(Data tied to figure images)
--------------------------------

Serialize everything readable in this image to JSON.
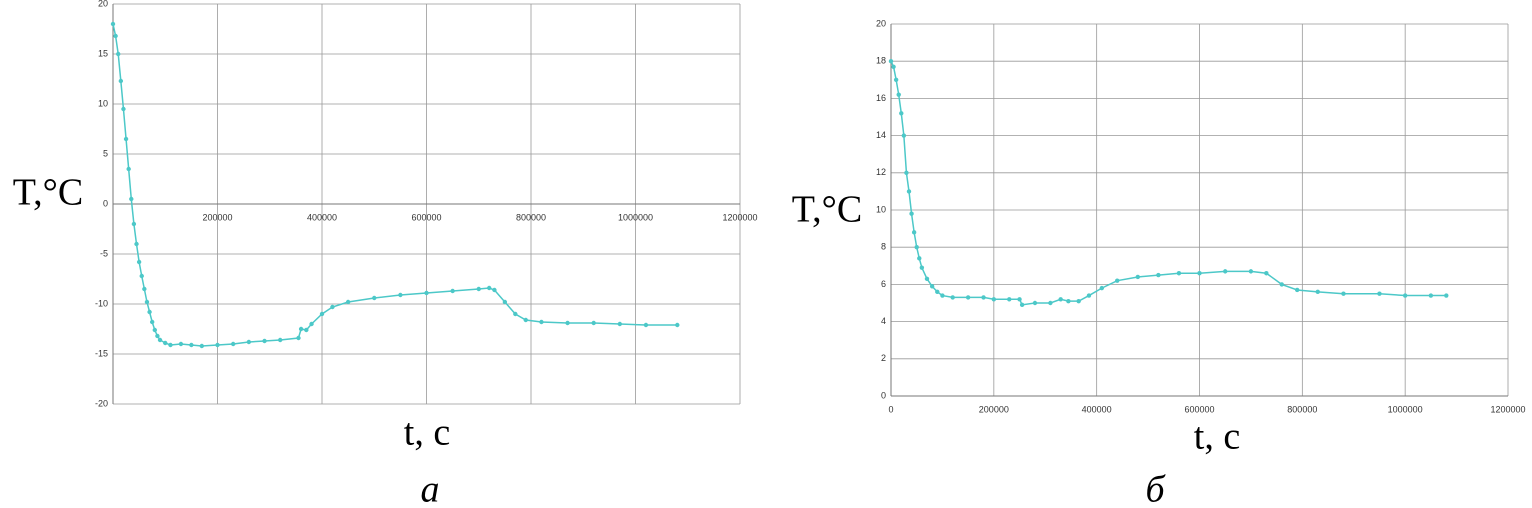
{
  "chart_data": [
    {
      "type": "line",
      "y_label": "T,°C",
      "x_label": "t, c",
      "caption": "а",
      "color": "#4cc8c8",
      "xlim": [
        0,
        1200000
      ],
      "ylim": [
        -20,
        20
      ],
      "xticks": [
        200000,
        400000,
        600000,
        800000,
        1000000,
        1200000
      ],
      "yticks": [
        -20,
        -15,
        -10,
        -5,
        0,
        5,
        10,
        15,
        20
      ],
      "grid": true,
      "x": [
        0,
        5000,
        10000,
        15000,
        20000,
        25000,
        30000,
        35000,
        40000,
        45000,
        50000,
        55000,
        60000,
        65000,
        70000,
        75000,
        80000,
        85000,
        90000,
        100000,
        110000,
        130000,
        150000,
        170000,
        200000,
        230000,
        260000,
        290000,
        320000,
        355000,
        360000,
        370000,
        380000,
        400000,
        420000,
        450000,
        500000,
        550000,
        600000,
        650000,
        700000,
        720000,
        730000,
        750000,
        770000,
        790000,
        820000,
        870000,
        920000,
        970000,
        1020000,
        1080000
      ],
      "values": [
        18,
        16.8,
        15,
        12.3,
        9.5,
        6.5,
        3.5,
        0.5,
        -2,
        -4,
        -5.8,
        -7.2,
        -8.5,
        -9.8,
        -10.8,
        -11.8,
        -12.6,
        -13.2,
        -13.6,
        -13.9,
        -14.1,
        -14,
        -14.1,
        -14.2,
        -14.1,
        -14,
        -13.8,
        -13.7,
        -13.6,
        -13.4,
        -12.5,
        -12.6,
        -12,
        -11,
        -10.3,
        -9.8,
        -9.4,
        -9.1,
        -8.9,
        -8.7,
        -8.5,
        -8.4,
        -8.6,
        -9.8,
        -11,
        -11.6,
        -11.8,
        -11.9,
        -11.9,
        -12,
        -12.1,
        -12.1
      ]
    },
    {
      "type": "line",
      "y_label": "T,°C",
      "x_label": "t, c",
      "caption": "б",
      "color": "#4cc8c8",
      "xlim": [
        0,
        1200000
      ],
      "ylim": [
        0,
        20
      ],
      "xticks": [
        0,
        200000,
        400000,
        600000,
        800000,
        1000000,
        1200000
      ],
      "yticks": [
        0,
        2,
        4,
        6,
        8,
        10,
        12,
        14,
        16,
        18,
        20
      ],
      "grid": true,
      "x": [
        0,
        5000,
        10000,
        15000,
        20000,
        25000,
        30000,
        35000,
        40000,
        45000,
        50000,
        55000,
        60000,
        70000,
        80000,
        90000,
        100000,
        120000,
        150000,
        180000,
        200000,
        230000,
        250000,
        255000,
        280000,
        310000,
        330000,
        345000,
        365000,
        385000,
        410000,
        440000,
        480000,
        520000,
        560000,
        600000,
        650000,
        700000,
        730000,
        760000,
        790000,
        830000,
        880000,
        950000,
        1000000,
        1050000,
        1080000
      ],
      "values": [
        18,
        17.7,
        17,
        16.2,
        15.2,
        14,
        12,
        11,
        9.8,
        8.8,
        8,
        7.4,
        6.9,
        6.3,
        5.9,
        5.6,
        5.4,
        5.3,
        5.3,
        5.3,
        5.2,
        5.2,
        5.2,
        4.9,
        5,
        5,
        5.2,
        5.1,
        5.1,
        5.4,
        5.8,
        6.2,
        6.4,
        6.5,
        6.6,
        6.6,
        6.7,
        6.7,
        6.6,
        6,
        5.7,
        5.6,
        5.5,
        5.5,
        5.4,
        5.4,
        5.4
      ]
    }
  ]
}
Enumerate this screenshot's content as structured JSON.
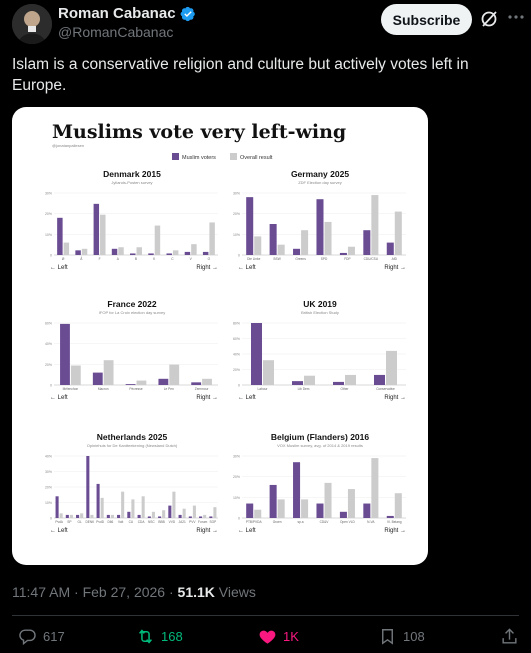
{
  "author": {
    "display_name": "Roman Cabanac",
    "handle": "@RomanCabanac"
  },
  "header": {
    "subscribe_label": "Subscribe"
  },
  "tweet": {
    "text": "Islam is a conservative religion and culture but actively votes left in Europe.",
    "time": "11:47 AM",
    "date": "Feb 27, 2026",
    "separator": "·",
    "views_count": "51.1K",
    "views_label": "Views"
  },
  "actions": {
    "replies": "617",
    "reposts": "168",
    "likes": "1K",
    "bookmarks": "108"
  },
  "colors": {
    "accent_verified": "#1d9bf0",
    "repost_green": "#00ba7c",
    "like_pink": "#f91880",
    "muslim_bar": "#6a4c93",
    "overall_bar": "#cccccc"
  },
  "infographic": {
    "title": "Muslims vote very left-wing",
    "source": "@jonatanpallesen",
    "legend_muslim": "Muslim voters",
    "legend_overall": "Overall result",
    "left_label": "← Left",
    "right_label": "Right →"
  },
  "chart_data": [
    {
      "type": "bar",
      "title": "Denmark 2015",
      "subtitle": "Jyllands-Posten survey",
      "categories": [
        "Ø",
        "Å",
        "F",
        "A",
        "B",
        "K",
        "C",
        "V",
        "O"
      ],
      "series": [
        {
          "name": "Muslim voters",
          "values": [
            24,
            3,
            33,
            4,
            1,
            1,
            1,
            2,
            2
          ]
        },
        {
          "name": "Overall result",
          "values": [
            8,
            4,
            26,
            5,
            5,
            19,
            3,
            7,
            21
          ]
        }
      ],
      "ylim": [
        0,
        40
      ],
      "yticks": [
        "0",
        "10%",
        "20%",
        "30%"
      ]
    },
    {
      "type": "bar",
      "title": "Germany 2025",
      "subtitle": "ZDF Election day survey",
      "categories": [
        "Die Linke",
        "BSW",
        "Greens",
        "SPD",
        "FDP",
        "CDU/CSU",
        "AfD"
      ],
      "series": [
        {
          "name": "Muslim voters",
          "values": [
            28,
            15,
            3,
            27,
            1,
            12,
            6
          ]
        },
        {
          "name": "Overall result",
          "values": [
            9,
            5,
            12,
            16,
            4,
            29,
            21
          ]
        }
      ],
      "ylim": [
        0,
        30
      ],
      "yticks": [
        "0",
        "10%",
        "20%",
        "30%"
      ]
    },
    {
      "type": "bar",
      "title": "France 2022",
      "subtitle": "IFOP for La Croix election day survey",
      "categories": [
        "Mélenchon",
        "Macron",
        "Pécresse",
        "Le Pen",
        "Zemmour"
      ],
      "series": [
        {
          "name": "Muslim voters",
          "values": [
            69,
            14,
            1,
            7,
            3
          ]
        },
        {
          "name": "Overall result",
          "values": [
            22,
            28,
            5,
            23,
            7
          ]
        }
      ],
      "ylim": [
        0,
        70
      ],
      "yticks": [
        "0",
        "20%",
        "40%",
        "60%"
      ]
    },
    {
      "type": "bar",
      "title": "UK 2019",
      "subtitle": "British Election Study",
      "categories": [
        "Labour",
        "Lib Dem",
        "Other",
        "Conservative"
      ],
      "series": [
        {
          "name": "Muslim voters",
          "values": [
            80,
            5,
            4,
            13
          ]
        },
        {
          "name": "Overall result",
          "values": [
            32,
            12,
            13,
            44
          ]
        }
      ],
      "ylim": [
        0,
        80
      ],
      "yticks": [
        "0",
        "20%",
        "40%",
        "60%",
        "80%"
      ]
    },
    {
      "type": "bar",
      "title": "Netherlands 2025",
      "subtitle": "Opiniehuis for De Kantteekening (Newsland Dutch)",
      "categories": [
        "PvdA",
        "SP",
        "GL",
        "DENK",
        "PvdD",
        "D66",
        "Volt",
        "CU",
        "CDA",
        "NSC",
        "BBB",
        "VVD",
        "JA21",
        "PVV",
        "Forum",
        "SGP"
      ],
      "series": [
        {
          "name": "Muslim voters",
          "values": [
            14,
            2,
            2,
            40,
            22,
            2,
            2,
            4,
            2,
            1,
            1,
            8,
            2,
            1,
            1,
            1
          ]
        },
        {
          "name": "Overall result",
          "values": [
            3,
            2,
            3,
            2,
            13,
            2,
            17,
            12,
            14,
            4,
            5,
            17,
            6,
            8,
            2,
            7
          ]
        }
      ],
      "ylim": [
        0,
        40
      ],
      "yticks": [
        "0",
        "10%",
        "20%",
        "30%",
        "40%"
      ]
    },
    {
      "type": "bar",
      "title": "Belgium (Flanders) 2016",
      "subtitle": "VOX Muslim survey, avg. of 2014 & 2019 results",
      "categories": [
        "PTB/PVDA",
        "Groen",
        "sp.a",
        "CD&V",
        "Open VLD",
        "N-VA",
        "Vl. Belang"
      ],
      "series": [
        {
          "name": "Muslim voters",
          "values": [
            7,
            16,
            27,
            7,
            3,
            7,
            1
          ]
        },
        {
          "name": "Overall result",
          "values": [
            4,
            9,
            9,
            17,
            14,
            29,
            12
          ]
        }
      ],
      "ylim": [
        0,
        30
      ],
      "yticks": [
        "0",
        "10%",
        "20%",
        "30%"
      ]
    }
  ]
}
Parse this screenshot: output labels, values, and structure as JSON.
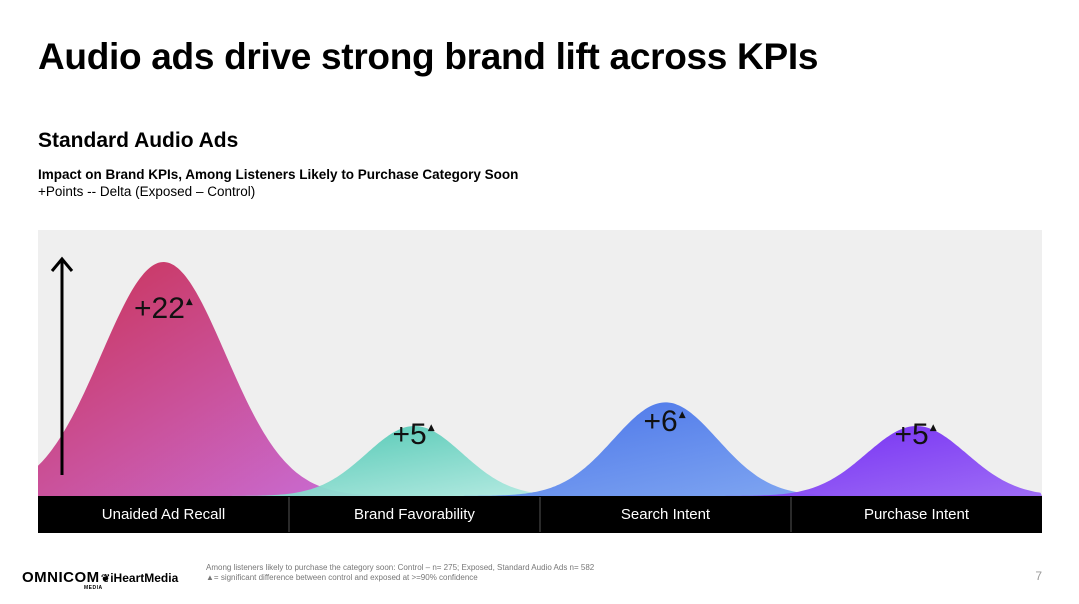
{
  "header": {
    "title": "Audio ads drive strong brand lift across KPIs",
    "subtitle": "Standard Audio Ads",
    "description": "Impact on Brand KPIs, Among Listeners Likely to Purchase Category Soon",
    "measure": "+Points -- Delta (Exposed – Control)"
  },
  "chart_data": {
    "type": "area",
    "categories": [
      "Unaided Ad Recall",
      "Brand Favorability",
      "Search Intent",
      "Purchase Intent"
    ],
    "values": [
      22,
      5,
      6,
      5
    ],
    "labels": [
      "+22",
      "+5",
      "+6",
      "+5"
    ],
    "significant": [
      true,
      true,
      true,
      true
    ],
    "significance_marker": "▲",
    "colors": [
      [
        "#c8284e",
        "#c76be0"
      ],
      [
        "#3fc2ac",
        "#bdeee6"
      ],
      [
        "#3d6ae8",
        "#7fa7f2"
      ],
      [
        "#6a1ef2",
        "#9a66f6"
      ]
    ],
    "background": "#efefef",
    "category_bar_color": "#000000",
    "arrow": "up"
  },
  "footer": {
    "note_line1": "Among listeners likely to purchase the category soon: Control – n= 275; Exposed, Standard Audio Ads n= 582",
    "note_line2": "▲= significant difference between control and exposed at >=90% confidence",
    "logo_omnicom": "OMNICOM",
    "logo_omnicom_sub": "MEDIA",
    "logo_iheart_symbol": "❦",
    "logo_iheart": "iHeartMedia",
    "page_number": "7"
  }
}
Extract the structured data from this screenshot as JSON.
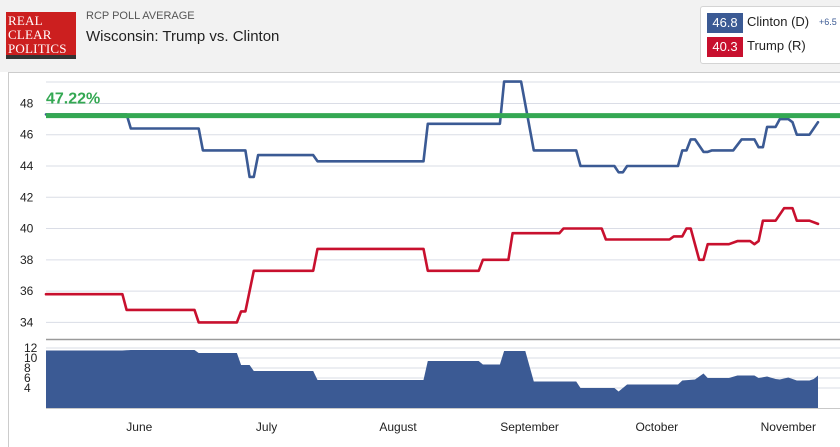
{
  "header": {
    "logo_lines": [
      "REAL",
      "CLEAR",
      "POLITICS"
    ],
    "kicker": "RCP POLL AVERAGE",
    "title": "Wisconsin: Trump vs. Clinton"
  },
  "legend": {
    "clinton": {
      "value": "46.8",
      "name": "Clinton (D)",
      "spread": "+6.5",
      "color": "#3b5a94"
    },
    "trump": {
      "value": "40.3",
      "name": "Trump (R)",
      "color": "#c8102e"
    }
  },
  "chart_data": {
    "type": "line",
    "current_value_label": "47.22%",
    "reference_line": {
      "value": 47.22,
      "color": "#34a853"
    },
    "x_range": [
      "2016-05-10",
      "2016-11-08"
    ],
    "x_tick_labels": [
      {
        "label": "June",
        "date": "2016-06-01"
      },
      {
        "label": "July",
        "date": "2016-07-01"
      },
      {
        "label": "August",
        "date": "2016-08-01"
      },
      {
        "label": "September",
        "date": "2016-09-01"
      },
      {
        "label": "October",
        "date": "2016-10-01"
      },
      {
        "label": "November",
        "date": "2016-11-01"
      }
    ],
    "y_ticks": [
      34,
      36,
      38,
      40,
      42,
      44,
      46,
      48
    ],
    "ylim": [
      33,
      49.5
    ],
    "lower_y_ticks": [
      4,
      6,
      8,
      10,
      12
    ],
    "lower_ylim": [
      0,
      13
    ],
    "grid": true,
    "series": [
      {
        "color": "#3b5a94",
        "points": [
          [
            "2016-05-10",
            47.3
          ],
          [
            "2016-05-29",
            47.3
          ],
          [
            "2016-05-30",
            46.4
          ],
          [
            "2016-06-15",
            46.4
          ],
          [
            "2016-06-16",
            45.0
          ],
          [
            "2016-06-26",
            45.0
          ],
          [
            "2016-06-27",
            43.3
          ],
          [
            "2016-06-28",
            43.3
          ],
          [
            "2016-06-29",
            44.7
          ],
          [
            "2016-07-12",
            44.7
          ],
          [
            "2016-07-13",
            44.3
          ],
          [
            "2016-08-07",
            44.3
          ],
          [
            "2016-08-08",
            46.7
          ],
          [
            "2016-08-25",
            46.7
          ],
          [
            "2016-08-26",
            49.4
          ],
          [
            "2016-08-30",
            49.4
          ],
          [
            "2016-09-02",
            45.0
          ],
          [
            "2016-09-12",
            45.0
          ],
          [
            "2016-09-13",
            44.0
          ],
          [
            "2016-09-21",
            44.0
          ],
          [
            "2016-09-22",
            43.6
          ],
          [
            "2016-09-23",
            43.6
          ],
          [
            "2016-09-24",
            44.0
          ],
          [
            "2016-10-06",
            44.0
          ],
          [
            "2016-10-07",
            45.0
          ],
          [
            "2016-10-08",
            45.0
          ],
          [
            "2016-10-09",
            45.7
          ],
          [
            "2016-10-10",
            45.7
          ],
          [
            "2016-10-12",
            44.9
          ],
          [
            "2016-10-13",
            44.9
          ],
          [
            "2016-10-14",
            45.0
          ],
          [
            "2016-10-19",
            45.0
          ],
          [
            "2016-10-21",
            45.7
          ],
          [
            "2016-10-24",
            45.7
          ],
          [
            "2016-10-25",
            45.2
          ],
          [
            "2016-10-26",
            45.2
          ],
          [
            "2016-10-27",
            46.5
          ],
          [
            "2016-10-29",
            46.5
          ],
          [
            "2016-10-30",
            47.0
          ],
          [
            "2016-11-01",
            47.0
          ],
          [
            "2016-11-02",
            46.8
          ],
          [
            "2016-11-03",
            46.0
          ],
          [
            "2016-11-06",
            46.0
          ],
          [
            "2016-11-08",
            46.8
          ]
        ]
      },
      {
        "color": "#c8102e",
        "points": [
          [
            "2016-05-10",
            35.8
          ],
          [
            "2016-05-28",
            35.8
          ],
          [
            "2016-05-29",
            34.8
          ],
          [
            "2016-06-14",
            34.8
          ],
          [
            "2016-06-15",
            34.0
          ],
          [
            "2016-06-24",
            34.0
          ],
          [
            "2016-06-25",
            34.7
          ],
          [
            "2016-06-26",
            34.7
          ],
          [
            "2016-06-28",
            37.3
          ],
          [
            "2016-07-12",
            37.3
          ],
          [
            "2016-07-13",
            38.7
          ],
          [
            "2016-08-07",
            38.7
          ],
          [
            "2016-08-08",
            37.3
          ],
          [
            "2016-08-20",
            37.3
          ],
          [
            "2016-08-21",
            38.0
          ],
          [
            "2016-08-27",
            38.0
          ],
          [
            "2016-08-28",
            39.7
          ],
          [
            "2016-09-08",
            39.7
          ],
          [
            "2016-09-09",
            40.0
          ],
          [
            "2016-09-18",
            40.0
          ],
          [
            "2016-09-19",
            39.3
          ],
          [
            "2016-10-04",
            39.3
          ],
          [
            "2016-10-05",
            39.5
          ],
          [
            "2016-10-07",
            39.5
          ],
          [
            "2016-10-08",
            40.0
          ],
          [
            "2016-10-09",
            40.0
          ],
          [
            "2016-10-11",
            38.0
          ],
          [
            "2016-10-12",
            38.0
          ],
          [
            "2016-10-13",
            39.0
          ],
          [
            "2016-10-18",
            39.0
          ],
          [
            "2016-10-20",
            39.2
          ],
          [
            "2016-10-23",
            39.2
          ],
          [
            "2016-10-24",
            39.0
          ],
          [
            "2016-10-25",
            39.2
          ],
          [
            "2016-10-26",
            40.5
          ],
          [
            "2016-10-29",
            40.5
          ],
          [
            "2016-10-31",
            41.3
          ],
          [
            "2016-11-02",
            41.3
          ],
          [
            "2016-11-03",
            40.5
          ],
          [
            "2016-11-06",
            40.5
          ],
          [
            "2016-11-08",
            40.3
          ]
        ]
      }
    ],
    "spread_area": {
      "color": "#3b5a94",
      "points": [
        [
          "2016-05-10",
          11.5
        ],
        [
          "2016-05-28",
          11.5
        ],
        [
          "2016-05-30",
          11.6
        ],
        [
          "2016-06-14",
          11.6
        ],
        [
          "2016-06-15",
          11.0
        ],
        [
          "2016-06-24",
          11.0
        ],
        [
          "2016-06-25",
          8.6
        ],
        [
          "2016-06-27",
          8.6
        ],
        [
          "2016-06-28",
          7.4
        ],
        [
          "2016-07-12",
          7.4
        ],
        [
          "2016-07-13",
          5.6
        ],
        [
          "2016-08-07",
          5.6
        ],
        [
          "2016-08-08",
          9.4
        ],
        [
          "2016-08-20",
          9.4
        ],
        [
          "2016-08-21",
          8.7
        ],
        [
          "2016-08-25",
          8.7
        ],
        [
          "2016-08-26",
          11.4
        ],
        [
          "2016-08-31",
          11.4
        ],
        [
          "2016-09-02",
          5.3
        ],
        [
          "2016-09-12",
          5.3
        ],
        [
          "2016-09-13",
          4.0
        ],
        [
          "2016-09-21",
          4.0
        ],
        [
          "2016-09-22",
          3.3
        ],
        [
          "2016-09-24",
          4.7
        ],
        [
          "2016-10-06",
          4.7
        ],
        [
          "2016-10-07",
          5.5
        ],
        [
          "2016-10-10",
          5.7
        ],
        [
          "2016-10-12",
          6.9
        ],
        [
          "2016-10-13",
          6.0
        ],
        [
          "2016-10-18",
          6.0
        ],
        [
          "2016-10-20",
          6.5
        ],
        [
          "2016-10-24",
          6.5
        ],
        [
          "2016-10-25",
          6.0
        ],
        [
          "2016-10-27",
          6.3
        ],
        [
          "2016-10-29",
          5.8
        ],
        [
          "2016-10-30",
          5.7
        ],
        [
          "2016-11-01",
          6.1
        ],
        [
          "2016-11-03",
          5.5
        ],
        [
          "2016-11-06",
          5.5
        ],
        [
          "2016-11-07",
          5.8
        ],
        [
          "2016-11-08",
          6.5
        ]
      ]
    }
  }
}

--------------------------------

TASK OBJECTIVE :: Gather all lines where the word "this" appears.

CORRECT RESPONSE ::
Serialize everything readable in this image to JSON.
Enumerate this screenshot's content as structured JSON.
Parse this screenshot: output labels, values, and structure as JSON.
Extract the structured data from this screenshot as JSON.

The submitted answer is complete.